=== SHORT TASK ===
Without the pictures, return all of the material exactly as written.

=== DATA EXCERPTS ===
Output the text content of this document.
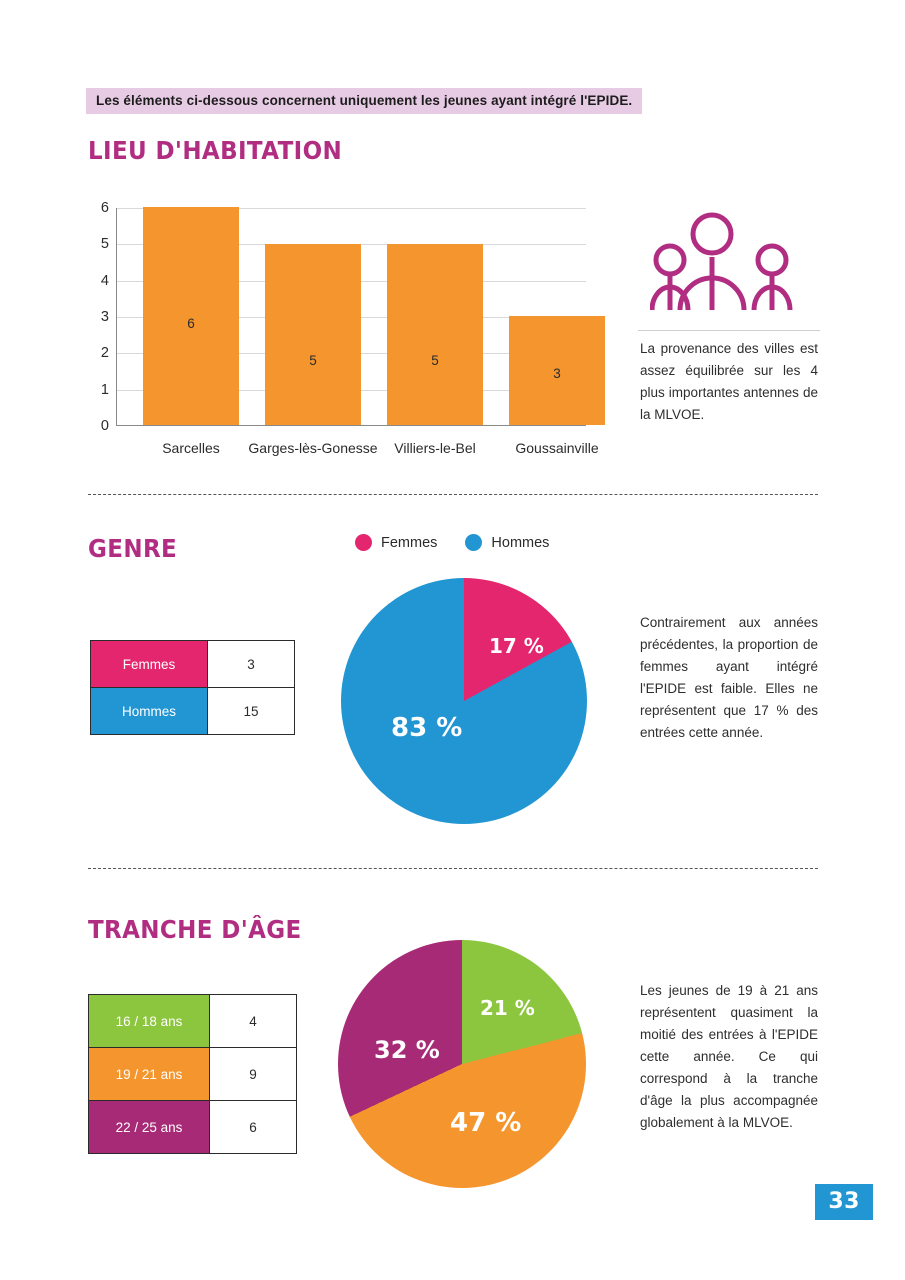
Les éléments ci-dessous concernent uniquement les jeunes ayant intégré l'EPIDE.
LIEU D'HABITATION
6
5
4
3
2
1
0
6
5	5
3
Sarcelles	Garges-lès-Gonesse	Villiers-le-Bel	Goussainville
La provenance des villes est assez équilibrée sur les 4 plus importantes antennes de la MLVOE.
GENRE	Femmes	Hommes
Femmes	3
Hommes	15
17 %
83 %
Contrairement aux années précédentes, la proportion de femmes ayant intégré l'EPIDE est faible. Elles ne représentent que 17 % des entrées cette année.
TRANCHE D'ÂGE
16 / 18 ans	4
19 / 21 ans	9
22 / 25 ans	6
21 %
47 %
32 %
Les jeunes de 19 à 21 ans représentent quasiment la moitié des entrées à l'EPIDE cette année. Ce qui correspond à la tranche d'âge la plus accompagnée globalement à la MLVOE.
33
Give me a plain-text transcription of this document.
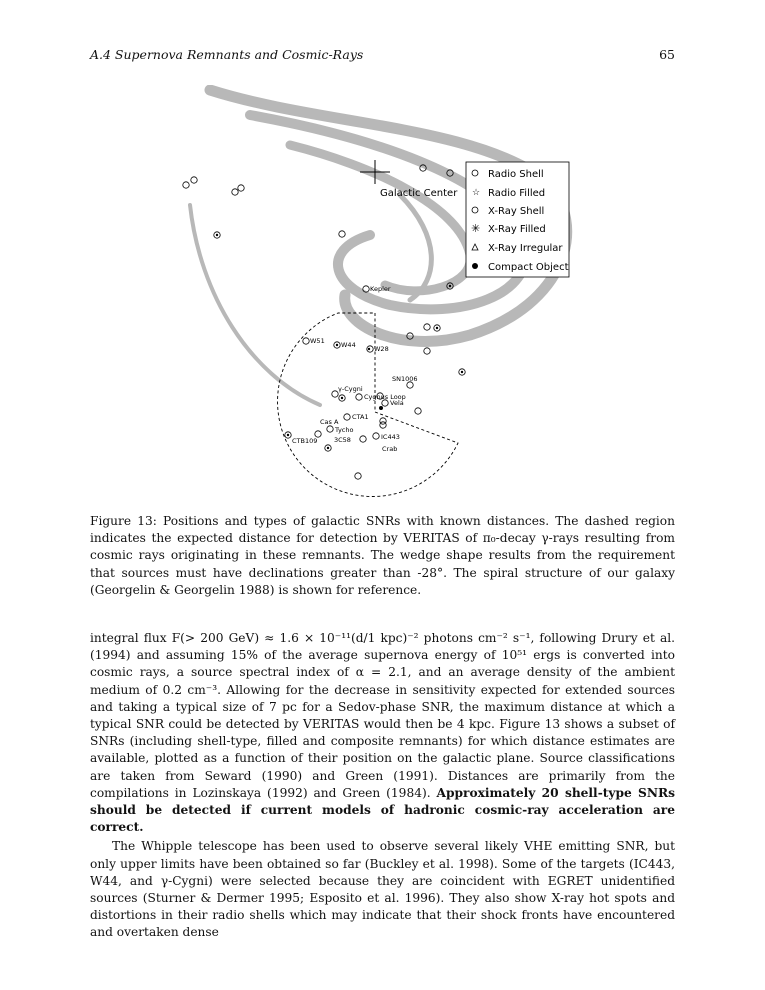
A.4 Supernova Remnants and Cosmic-Rays	65
Galactic Center
Radio Shell
☆ Radio Filled
X-Ray Shell
✳ X-Ray Filled
X-Ray Irregular
Compact Object
Kepler
W51	W44	W28
SN1006
γ-Cygni
Cygnus Loop
Vela
CTA1
Cas A
Tycho
CTB109	3C58	IC443
Crab
Figure 13: Positions and types of galactic SNRs with known distances. The dashed region indicates the expected distance for detection by VERITAS of π₀-decay γ-rays resulting from cosmic rays originating in these remnants. The wedge shape results from the requirement that sources must have declinations greater than -28°. The spiral structure of our galaxy (Georgelin & Georgelin 1988) is shown for reference.

integral flux F(> 200 GeV) ≈ 1.6 × 10⁻¹¹(d/1 kpc)⁻² photons cm⁻² s⁻¹, following Drury et al. (1994) and assuming 15% of the average supernova energy of 10⁵¹ ergs is converted into cosmic rays, a source spectral index of α = 2.1, and an average density of the ambient medium of 0.2 cm⁻³. Allowing for the decrease in sensitivity expected for extended sources and taking a typical size of 7 pc for a Sedov-phase SNR, the maximum distance at which a typical SNR could be detected by VERITAS would then be 4 kpc. Figure 13 shows a subset of SNRs (including shell-type, filled and composite remnants) for which distance estimates are available, plotted as a function of their position on the galactic plane. Source classifications are taken from Seward (1990) and Green (1991). Distances are primarily from the compilations in Lozinskaya (1992) and Green (1984). Approximately 20 shell-type SNRs should be detected if current models of hadronic cosmic-ray acceleration are correct.

The Whipple telescope has been used to observe several likely VHE emitting SNR, but only upper limits have been obtained so far (Buckley et al. 1998). Some of the targets (IC443, W44, and γ-Cygni) were selected because they are coincident with EGRET unidentified sources (Sturner & Dermer 1995; Esposito et al. 1996). They also show X-ray hot spots and distortions in their radio shells which may indicate that their shock fronts have encountered and overtaken dense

=== SOLUTION TO THIS EXERCISE ===
Output the text content of this document.
Les éléments ci-dessous concernent uniquement les jeunes ayant intégré l'EPIDE.
LIEU D'HABITATION
6
5
4
3
2
1
0
6
5	5
3
Sarcelles	Garges-lès-Gonesse	Villiers-le-Bel	Goussainville
La provenance des villes est assez équilibrée sur les 4 plus importantes antennes de la MLVOE.
GENRE	Femmes	Hommes
Femmes	3
Hommes	15
17 %
83 %
Contrairement aux années précédentes, la proportion de femmes ayant intégré l'EPIDE est faible. Elles ne représentent que 17 % des entrées cette année.
TRANCHE D'ÂGE
16 / 18 ans	4
19 / 21 ans	9
22 / 25 ans	6
21 %
47 %
32 %
Les jeunes de 19 à 21 ans représentent quasiment la moitié des entrées à l'EPIDE cette année. Ce qui correspond à la tranche d'âge la plus accompagnée globalement à la MLVOE.
33
Give me a plain-text transcription of this document.
A.4 Supernova Remnants and Cosmic-Rays	65
Galactic Center
Radio Shell
☆ Radio Filled
X-Ray Shell
✳ X-Ray Filled
X-Ray Irregular
Compact Object
Kepler
W51	W44	W28
SN1006
γ-Cygni
Cygnus Loop
Vela
CTA1
Cas A
Tycho
CTB109	3C58	IC443
Crab
Figure 13: Positions and types of galactic SNRs with known distances. The dashed region indicates the expected distance for detection by VERITAS of π₀-decay γ-rays resulting from cosmic rays originating in these remnants. The wedge shape results from the requirement that sources must have declinations greater than -28°. The spiral structure of our galaxy (Georgelin & Georgelin 1988) is shown for reference.

integral flux F(> 200 GeV) ≈ 1.6 × 10⁻¹¹(d/1 kpc)⁻² photons cm⁻² s⁻¹, following Drury et al. (1994) and assuming 15% of the average supernova energy of 10⁵¹ ergs is converted into cosmic rays, a source spectral index of α = 2.1, and an average density of the ambient medium of 0.2 cm⁻³. Allowing for the decrease in sensitivity expected for extended sources and taking a typical size of 7 pc for a Sedov-phase SNR, the maximum distance at which a typical SNR could be detected by VERITAS would then be 4 kpc. Figure 13 shows a subset of SNRs (including shell-type, filled and composite remnants) for which distance estimates are available, plotted as a function of their position on the galactic plane. Source classifications are taken from Seward (1990) and Green (1991). Distances are primarily from the compilations in Lozinskaya (1992) and Green (1984). Approximately 20 shell-type SNRs should be detected if current models of hadronic cosmic-ray acceleration are correct.

The Whipple telescope has been used to observe several likely VHE emitting SNR, but only upper limits have been obtained so far (Buckley et al. 1998). Some of the targets (IC443, W44, and γ-Cygni) were selected because they are coincident with EGRET unidentified sources (Sturner & Dermer 1995; Esposito et al. 1996). They also show X-ray hot spots and distortions in their radio shells which may indicate that their shock fronts have encountered and overtaken dense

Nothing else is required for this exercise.